*What is asked:* Reproduce the records below word for word, leaving out the pictures.

** START OF Entries **

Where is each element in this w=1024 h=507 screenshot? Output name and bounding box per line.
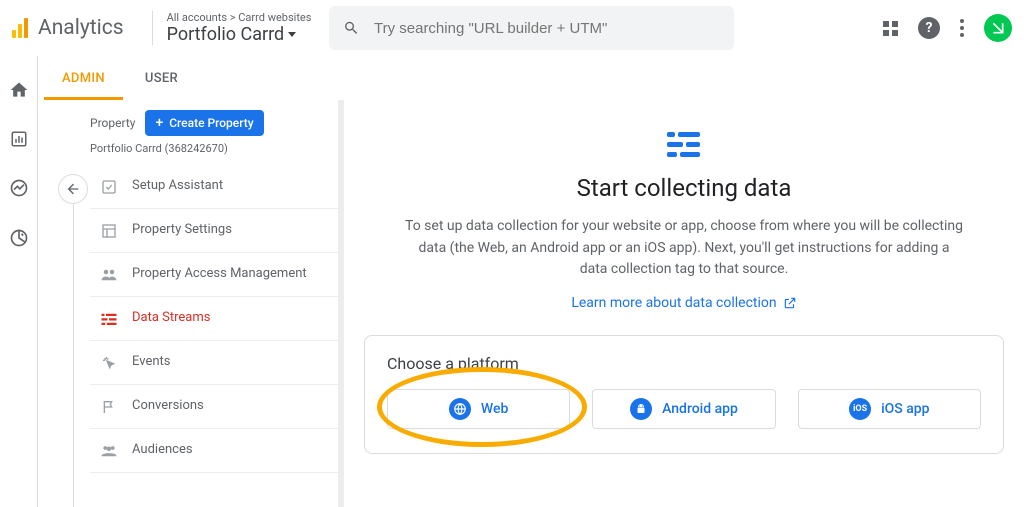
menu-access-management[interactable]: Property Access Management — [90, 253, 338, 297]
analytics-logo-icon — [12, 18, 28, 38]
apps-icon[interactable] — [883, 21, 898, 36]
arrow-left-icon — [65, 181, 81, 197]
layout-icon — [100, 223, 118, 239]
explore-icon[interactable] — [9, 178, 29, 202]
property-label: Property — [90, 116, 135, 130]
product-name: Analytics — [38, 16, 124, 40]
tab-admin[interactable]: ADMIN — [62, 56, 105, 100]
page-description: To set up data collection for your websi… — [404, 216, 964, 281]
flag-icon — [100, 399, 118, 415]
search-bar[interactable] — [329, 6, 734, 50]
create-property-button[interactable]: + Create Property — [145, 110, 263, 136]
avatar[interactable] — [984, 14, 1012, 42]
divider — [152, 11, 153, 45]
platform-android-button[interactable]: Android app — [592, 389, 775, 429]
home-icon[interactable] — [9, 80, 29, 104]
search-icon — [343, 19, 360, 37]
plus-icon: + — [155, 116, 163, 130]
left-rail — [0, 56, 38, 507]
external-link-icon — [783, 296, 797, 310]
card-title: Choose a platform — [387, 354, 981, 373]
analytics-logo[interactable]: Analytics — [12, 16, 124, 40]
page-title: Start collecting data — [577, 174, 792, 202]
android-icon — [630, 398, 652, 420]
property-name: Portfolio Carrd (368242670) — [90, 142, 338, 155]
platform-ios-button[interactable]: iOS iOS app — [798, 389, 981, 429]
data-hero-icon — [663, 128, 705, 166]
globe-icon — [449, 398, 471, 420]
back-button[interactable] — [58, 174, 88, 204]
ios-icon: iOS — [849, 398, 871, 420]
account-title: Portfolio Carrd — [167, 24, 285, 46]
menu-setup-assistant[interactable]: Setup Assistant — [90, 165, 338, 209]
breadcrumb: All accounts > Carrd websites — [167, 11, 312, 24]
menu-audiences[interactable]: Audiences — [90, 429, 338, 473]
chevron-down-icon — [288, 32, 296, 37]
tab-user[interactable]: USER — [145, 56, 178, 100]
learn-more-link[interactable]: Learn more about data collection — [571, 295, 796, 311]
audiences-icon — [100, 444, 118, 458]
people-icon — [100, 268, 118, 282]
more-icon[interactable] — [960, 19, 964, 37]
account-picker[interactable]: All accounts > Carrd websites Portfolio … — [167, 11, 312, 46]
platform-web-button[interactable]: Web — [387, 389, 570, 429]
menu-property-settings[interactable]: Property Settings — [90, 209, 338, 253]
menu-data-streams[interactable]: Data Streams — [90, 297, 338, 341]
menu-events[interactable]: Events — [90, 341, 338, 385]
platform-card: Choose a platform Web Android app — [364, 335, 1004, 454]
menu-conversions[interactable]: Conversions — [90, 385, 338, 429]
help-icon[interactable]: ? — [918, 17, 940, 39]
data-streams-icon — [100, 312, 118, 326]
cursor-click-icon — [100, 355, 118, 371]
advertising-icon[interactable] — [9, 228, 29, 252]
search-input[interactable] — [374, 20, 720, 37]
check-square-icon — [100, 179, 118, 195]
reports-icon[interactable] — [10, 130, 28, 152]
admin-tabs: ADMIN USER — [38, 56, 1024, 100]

** END OF Entries **

*Full answer:*
Where is each element in this w=1024 h=507 screenshot? Output name and bounding box per line.
menu-access-management[interactable]: Property Access Management — [90, 253, 338, 297]
analytics-logo-icon — [12, 18, 28, 38]
apps-icon[interactable] — [883, 21, 898, 36]
arrow-left-icon — [65, 181, 81, 197]
layout-icon — [100, 223, 118, 239]
explore-icon[interactable] — [9, 178, 29, 202]
property-label: Property — [90, 116, 135, 130]
product-name: Analytics — [38, 16, 124, 40]
tab-admin[interactable]: ADMIN — [62, 56, 105, 100]
page-description: To set up data collection for your websi… — [404, 216, 964, 281]
flag-icon — [100, 399, 118, 415]
search-bar[interactable] — [329, 6, 734, 50]
create-property-button[interactable]: + Create Property — [145, 110, 263, 136]
avatar[interactable] — [984, 14, 1012, 42]
divider — [152, 11, 153, 45]
platform-android-button[interactable]: Android app — [592, 389, 775, 429]
home-icon[interactable] — [9, 80, 29, 104]
search-icon — [343, 19, 360, 37]
plus-icon: + — [155, 116, 163, 130]
left-rail — [0, 56, 38, 507]
external-link-icon — [783, 296, 797, 310]
card-title: Choose a platform — [387, 354, 981, 373]
analytics-logo[interactable]: Analytics — [12, 16, 124, 40]
page-title: Start collecting data — [577, 174, 792, 202]
android-icon — [630, 398, 652, 420]
property-name: Portfolio Carrd (368242670) — [90, 142, 338, 155]
platform-ios-button[interactable]: iOS iOS app — [798, 389, 981, 429]
data-hero-icon — [663, 128, 705, 166]
globe-icon — [449, 398, 471, 420]
back-button[interactable] — [58, 174, 88, 204]
ios-icon: iOS — [849, 398, 871, 420]
account-title: Portfolio Carrd — [167, 24, 285, 46]
menu-setup-assistant[interactable]: Setup Assistant — [90, 165, 338, 209]
breadcrumb: All accounts > Carrd websites — [167, 11, 312, 24]
menu-audiences[interactable]: Audiences — [90, 429, 338, 473]
chevron-down-icon — [288, 32, 296, 37]
tab-user[interactable]: USER — [145, 56, 178, 100]
learn-more-link[interactable]: Learn more about data collection — [571, 295, 796, 311]
audiences-icon — [100, 444, 118, 458]
people-icon — [100, 268, 118, 282]
more-icon[interactable] — [960, 19, 964, 37]
account-picker[interactable]: All accounts > Carrd websites Portfolio … — [167, 11, 312, 46]
platform-web-button[interactable]: Web — [387, 389, 570, 429]
menu-property-settings[interactable]: Property Settings — [90, 209, 338, 253]
menu-data-streams[interactable]: Data Streams — [90, 297, 338, 341]
menu-events[interactable]: Events — [90, 341, 338, 385]
platform-card: Choose a platform Web Android app — [364, 335, 1004, 454]
menu-conversions[interactable]: Conversions — [90, 385, 338, 429]
help-icon[interactable]: ? — [918, 17, 940, 39]
data-streams-icon — [100, 312, 118, 326]
cursor-click-icon — [100, 355, 118, 371]
advertising-icon[interactable] — [9, 228, 29, 252]
search-input[interactable] — [374, 20, 720, 37]
check-square-icon — [100, 179, 118, 195]
reports-icon[interactable] — [10, 130, 28, 152]
admin-tabs: ADMIN USER — [38, 56, 1024, 100]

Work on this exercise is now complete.